Print the records again, character for character.

-- Start DATASET --

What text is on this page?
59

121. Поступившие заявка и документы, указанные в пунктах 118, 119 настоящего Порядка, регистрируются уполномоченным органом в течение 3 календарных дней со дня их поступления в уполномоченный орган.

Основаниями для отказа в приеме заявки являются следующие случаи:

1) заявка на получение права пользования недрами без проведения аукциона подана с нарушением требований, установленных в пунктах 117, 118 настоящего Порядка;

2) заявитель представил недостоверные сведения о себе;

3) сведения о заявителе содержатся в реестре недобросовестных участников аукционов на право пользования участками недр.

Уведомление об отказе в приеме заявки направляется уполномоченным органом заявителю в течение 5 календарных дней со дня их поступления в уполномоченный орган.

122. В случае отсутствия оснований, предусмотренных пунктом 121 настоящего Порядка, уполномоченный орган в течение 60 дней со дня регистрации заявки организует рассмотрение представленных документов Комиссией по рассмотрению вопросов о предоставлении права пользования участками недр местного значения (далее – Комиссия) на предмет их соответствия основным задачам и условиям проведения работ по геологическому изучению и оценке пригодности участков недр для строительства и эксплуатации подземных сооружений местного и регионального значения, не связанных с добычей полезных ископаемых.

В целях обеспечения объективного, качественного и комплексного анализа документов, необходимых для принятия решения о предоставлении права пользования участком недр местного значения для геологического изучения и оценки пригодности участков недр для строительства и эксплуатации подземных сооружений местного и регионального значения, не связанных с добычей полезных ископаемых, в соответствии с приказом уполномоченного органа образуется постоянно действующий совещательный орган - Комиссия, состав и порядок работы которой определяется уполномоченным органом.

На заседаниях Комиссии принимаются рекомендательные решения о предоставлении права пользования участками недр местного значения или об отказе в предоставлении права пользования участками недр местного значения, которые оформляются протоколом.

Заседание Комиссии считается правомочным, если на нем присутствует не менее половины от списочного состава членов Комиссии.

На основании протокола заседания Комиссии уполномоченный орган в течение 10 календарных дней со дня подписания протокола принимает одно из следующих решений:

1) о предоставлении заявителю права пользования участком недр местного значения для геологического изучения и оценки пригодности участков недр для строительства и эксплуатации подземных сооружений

-- End DATASET --

**RESPONSE BELOW**
What text is on this page?
59

121. Поступившие заявка и документы, указанные в пунктах 118, 119 настоящего Порядка, регистрируются уполномоченным органом в течение 3 календарных дней со дня их поступления в уполномоченный орган.

Основаниями для отказа в приеме заявки являются следующие случаи:

1) заявка на получение права пользования недрами без проведения аукциона подана с нарушением требований, установленных в пунктах 117, 118 настоящего Порядка;

2) заявитель представил недостоверные сведения о себе;

3) сведения о заявителе содержатся в реестре недобросовестных участников аукционов на право пользования участками недр.

Уведомление об отказе в приеме заявки направляется уполномоченным органом заявителю в течение 5 календарных дней со дня их поступления в уполномоченный орган.

122. В случае отсутствия оснований, предусмотренных пунктом 121 настоящего Порядка, уполномоченный орган в течение 60 дней со дня регистрации заявки организует рассмотрение представленных документов Комиссией по рассмотрению вопросов о предоставлении права пользования участками недр местного значения (далее – Комиссия) на предмет их соответствия основным задачам и условиям проведения работ по геологическому изучению и оценке пригодности участков недр для строительства и эксплуатации подземных сооружений местного и регионального значения, не связанных с добычей полезных ископаемых.

В целях обеспечения объективного, качественного и комплексного анализа документов, необходимых для принятия решения о предоставлении права пользования участком недр местного значения для геологического изучения и оценки пригодности участков недр для строительства и эксплуатации подземных сооружений местного и регионального значения, не связанных с добычей полезных ископаемых, в соответствии с приказом уполномоченного органа образуется постоянно действующий совещательный орган - Комиссия, состав и порядок работы которой определяется уполномоченным органом.

На заседаниях Комиссии принимаются рекомендательные решения о предоставлении права пользования участками недр местного значения или об отказе в предоставлении права пользования участками недр местного значения, которые оформляются протоколом.

Заседание Комиссии считается правомочным, если на нем присутствует не менее половины от списочного состава членов Комиссии.

На основании протокола заседания Комиссии уполномоченный орган в течение 10 календарных дней со дня подписания протокола принимает одно из следующих решений:

1) о предоставлении заявителю права пользования участком недр местного значения для геологического изучения и оценки пригодности участков недр для строительства и эксплуатации подземных сооружений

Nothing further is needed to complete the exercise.